┌─ Supplied text
Sermon on Luke 12:13-21, by Samuel D. Zumwalt


Luke 12:13-21 [English Standard Version, © 2001 by Crossway Bibles, a division of Good News Publishers]

13 Someone in the crowd said to him, "Teacher, tell my brother to divide the inheritance with me." 14But he said to him, "Man, who made me a judge or arbitrator over you?" 15And he said to them, "Take care, and be on your guard against all covetousness, for one's life does not consist in the abundance of his possessions." 16And he told them a parable, saying, "The land of a rich man produced plentifully, 17and he thought to himself, 'What shall I do, for I have nowhere to store my crops?' 18And he said, 'I will do this: I will tear down my barns and build larger ones, and there I will store all my grain and my goods. 19And I will say to my soul, Soul, you have ample goods laid up for many years; relax, eat, drink, be merry.' 20But God said to him, 'Fool! This night your soul is required of you, and the things you have prepared, whose will they be?' 21So is the one who lays up treasure for himself and is not rich toward God."

LIFE WITH JESUS: PRICELESS LORD

In the name of the Father, and of the +Son, and of the Holy Spirit. Amen.
└─
[Instructions for the task] In the sermon on Luke 12:13-21, what does the rich man say he will do with his barns?
┌─ Data entries
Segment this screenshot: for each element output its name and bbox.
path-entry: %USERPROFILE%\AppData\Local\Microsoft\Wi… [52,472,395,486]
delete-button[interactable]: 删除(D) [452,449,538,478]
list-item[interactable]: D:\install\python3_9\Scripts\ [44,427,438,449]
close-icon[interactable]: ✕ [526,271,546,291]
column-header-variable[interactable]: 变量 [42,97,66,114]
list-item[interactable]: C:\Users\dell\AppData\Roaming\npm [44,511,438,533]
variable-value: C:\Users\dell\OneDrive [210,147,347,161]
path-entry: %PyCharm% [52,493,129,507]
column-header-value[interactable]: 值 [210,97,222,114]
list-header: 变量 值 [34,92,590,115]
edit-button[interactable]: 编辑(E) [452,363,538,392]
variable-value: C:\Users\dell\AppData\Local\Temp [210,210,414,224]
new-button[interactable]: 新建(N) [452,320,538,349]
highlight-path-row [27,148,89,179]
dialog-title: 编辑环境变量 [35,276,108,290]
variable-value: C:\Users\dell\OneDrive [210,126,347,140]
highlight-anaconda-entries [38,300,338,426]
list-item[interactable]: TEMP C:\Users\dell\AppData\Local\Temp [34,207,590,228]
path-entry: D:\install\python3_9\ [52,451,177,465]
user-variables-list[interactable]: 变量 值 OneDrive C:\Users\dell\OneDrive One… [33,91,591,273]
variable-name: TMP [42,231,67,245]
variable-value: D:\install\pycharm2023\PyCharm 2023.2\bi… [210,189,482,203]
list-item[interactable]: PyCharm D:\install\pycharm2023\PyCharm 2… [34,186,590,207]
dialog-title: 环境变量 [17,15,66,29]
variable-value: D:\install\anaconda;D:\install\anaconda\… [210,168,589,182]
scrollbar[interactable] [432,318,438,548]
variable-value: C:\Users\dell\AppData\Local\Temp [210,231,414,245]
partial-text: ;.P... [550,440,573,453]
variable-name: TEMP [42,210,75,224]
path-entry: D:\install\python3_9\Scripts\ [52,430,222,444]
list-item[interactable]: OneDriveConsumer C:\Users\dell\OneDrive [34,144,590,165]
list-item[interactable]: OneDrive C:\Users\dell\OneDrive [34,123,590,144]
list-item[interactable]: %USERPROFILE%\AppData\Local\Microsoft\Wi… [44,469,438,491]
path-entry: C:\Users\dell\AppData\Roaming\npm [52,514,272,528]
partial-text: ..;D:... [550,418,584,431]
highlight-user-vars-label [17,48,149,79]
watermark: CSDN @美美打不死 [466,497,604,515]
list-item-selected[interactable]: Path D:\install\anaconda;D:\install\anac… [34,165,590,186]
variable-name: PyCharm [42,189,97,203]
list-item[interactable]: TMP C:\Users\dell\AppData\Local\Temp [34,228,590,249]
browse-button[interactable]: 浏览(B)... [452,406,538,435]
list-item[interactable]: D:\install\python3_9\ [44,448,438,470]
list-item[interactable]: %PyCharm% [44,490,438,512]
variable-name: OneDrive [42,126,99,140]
└─
[Result] He will tear them down and build larger ones.